DESCRIPTION OF THE TASK:
Write out every entry word for word.
· · · · · · ·
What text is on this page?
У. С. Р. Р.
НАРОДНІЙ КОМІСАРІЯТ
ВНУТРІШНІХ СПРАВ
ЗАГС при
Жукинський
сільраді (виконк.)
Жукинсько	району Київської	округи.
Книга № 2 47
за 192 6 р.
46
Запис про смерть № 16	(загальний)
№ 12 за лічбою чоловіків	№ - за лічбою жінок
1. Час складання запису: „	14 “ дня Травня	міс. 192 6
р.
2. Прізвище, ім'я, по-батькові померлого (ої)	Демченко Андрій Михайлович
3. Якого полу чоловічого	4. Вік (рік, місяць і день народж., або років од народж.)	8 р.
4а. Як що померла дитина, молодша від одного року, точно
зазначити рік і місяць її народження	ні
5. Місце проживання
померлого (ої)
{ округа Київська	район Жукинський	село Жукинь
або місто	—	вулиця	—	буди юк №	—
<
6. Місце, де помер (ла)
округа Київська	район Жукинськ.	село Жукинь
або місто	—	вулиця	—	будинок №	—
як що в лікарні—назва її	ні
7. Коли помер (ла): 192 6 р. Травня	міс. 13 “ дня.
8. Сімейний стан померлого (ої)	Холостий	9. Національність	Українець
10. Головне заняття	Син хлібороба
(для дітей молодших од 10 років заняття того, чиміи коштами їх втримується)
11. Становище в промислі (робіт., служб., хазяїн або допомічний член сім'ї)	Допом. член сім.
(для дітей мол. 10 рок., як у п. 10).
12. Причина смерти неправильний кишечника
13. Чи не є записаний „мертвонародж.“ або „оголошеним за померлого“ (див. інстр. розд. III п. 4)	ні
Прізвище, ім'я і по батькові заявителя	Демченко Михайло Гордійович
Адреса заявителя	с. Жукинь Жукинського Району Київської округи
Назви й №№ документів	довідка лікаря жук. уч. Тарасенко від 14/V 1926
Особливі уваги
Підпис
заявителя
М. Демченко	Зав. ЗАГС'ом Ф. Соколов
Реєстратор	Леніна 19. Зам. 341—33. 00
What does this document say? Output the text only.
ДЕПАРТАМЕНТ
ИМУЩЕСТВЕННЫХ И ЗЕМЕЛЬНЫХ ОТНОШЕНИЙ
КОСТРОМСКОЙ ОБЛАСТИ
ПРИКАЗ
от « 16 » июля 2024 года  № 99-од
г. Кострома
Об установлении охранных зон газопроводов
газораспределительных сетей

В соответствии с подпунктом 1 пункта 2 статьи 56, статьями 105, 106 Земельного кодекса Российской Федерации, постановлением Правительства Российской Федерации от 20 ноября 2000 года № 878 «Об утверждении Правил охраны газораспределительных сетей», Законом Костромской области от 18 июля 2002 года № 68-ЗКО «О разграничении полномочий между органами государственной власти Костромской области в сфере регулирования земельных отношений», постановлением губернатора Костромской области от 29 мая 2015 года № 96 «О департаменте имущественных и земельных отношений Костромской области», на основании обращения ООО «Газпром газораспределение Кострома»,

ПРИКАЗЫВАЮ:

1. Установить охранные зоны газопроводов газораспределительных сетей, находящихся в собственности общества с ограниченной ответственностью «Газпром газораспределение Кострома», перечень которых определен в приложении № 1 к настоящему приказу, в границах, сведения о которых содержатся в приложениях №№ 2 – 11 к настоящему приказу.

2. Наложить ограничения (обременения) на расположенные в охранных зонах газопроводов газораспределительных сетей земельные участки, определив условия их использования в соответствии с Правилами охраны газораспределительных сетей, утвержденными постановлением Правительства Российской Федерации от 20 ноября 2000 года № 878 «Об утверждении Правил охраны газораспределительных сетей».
· · · · · · ·
WRITTEN ANSWER:
What text is on this page?
У. С. Р. Р.
НАРОДНІЙ КОМІСАРІЯТ
ВНУТРІШНІХ СПРАВ
ЗАГС при
Жукинський
сільраді (виконк.)
Жукинсько	району Київської	округи.
Книга № 2 47
за 192 6 р.
46
Запис про смерть № 16	(загальний)
№ 12 за лічбою чоловіків	№ - за лічбою жінок
1. Час складання запису: „	14 “ дня Травня	міс. 192 6
р.
2. Прізвище, ім'я, по-батькові померлого (ої)	Демченко Андрій Михайлович
3. Якого полу чоловічого	4. Вік (рік, місяць і день народж., або років од народж.)	8 р.
4а. Як що померла дитина, молодша від одного року, точно
зазначити рік і місяць її народження	ні
5. Місце проживання
померлого (ої)
{ округа Київська	район Жукинський	село Жукинь
або місто	—	вулиця	—	буди юк №	—
<
6. Місце, де помер (ла)
округа Київська	район Жукинськ.	село Жукинь
або місто	—	вулиця	—	будинок №	—
як що в лікарні—назва її	ні
7. Коли помер (ла): 192 6 р. Травня	міс. 13 “ дня.
8. Сімейний стан померлого (ої)	Холостий	9. Національність	Українець
10. Головне заняття	Син хлібороба
(для дітей молодших од 10 років заняття того, чиміи коштами їх втримується)
11. Становище в промислі (робіт., служб., хазяїн або допомічний член сім'ї)	Допом. член сім.
(для дітей мол. 10 рок., як у п. 10).
12. Причина смерти неправильний кишечника
13. Чи не є записаний „мертвонародж.“ або „оголошеним за померлого“ (див. інстр. розд. III п. 4)	ні
Прізвище, ім'я і по батькові заявителя	Демченко Михайло Гордійович
Адреса заявителя	с. Жукинь Жукинського Району Київської округи
Назви й №№ документів	довідка лікаря жук. уч. Тарасенко від 14/V 1926
Особливі уваги
Підпис
заявителя
М. Демченко	Зав. ЗАГС'ом Ф. Соколов
Реєстратор	Леніна 19. Зам. 341—33. 00
What does this document say? Output the text only.
ДЕПАРТАМЕНТ
ИМУЩЕСТВЕННЫХ И ЗЕМЕЛЬНЫХ ОТНОШЕНИЙ
КОСТРОМСКОЙ ОБЛАСТИ
ПРИКАЗ
от « 16 » июля 2024 года  № 99-од
г. Кострома
Об установлении охранных зон газопроводов
газораспределительных сетей

В соответствии с подпунктом 1 пункта 2 статьи 56, статьями 105, 106 Земельного кодекса Российской Федерации, постановлением Правительства Российской Федерации от 20 ноября 2000 года № 878 «Об утверждении Правил охраны газораспределительных сетей», Законом Костромской области от 18 июля 2002 года № 68-ЗКО «О разграничении полномочий между органами государственной власти Костромской области в сфере регулирования земельных отношений», постановлением губернатора Костромской области от 29 мая 2015 года № 96 «О департаменте имущественных и земельных отношений Костромской области», на основании обращения ООО «Газпром газораспределение Кострома»,

ПРИКАЗЫВАЮ:

1. Установить охранные зоны газопроводов газораспределительных сетей, находящихся в собственности общества с ограниченной ответственностью «Газпром газораспределение Кострома», перечень которых определен в приложении № 1 к настоящему приказу, в границах, сведения о которых содержатся в приложениях №№ 2 – 11 к настоящему приказу.

2. Наложить ограничения (обременения) на расположенные в охранных зонах газопроводов газораспределительных сетей земельные участки, определив условия их использования в соответствии с Правилами охраны газораспределительных сетей, утвержденными постановлением Правительства Российской Федерации от 20 ноября 2000 года № 878 «Об утверждении Правил охраны газораспределительных сетей».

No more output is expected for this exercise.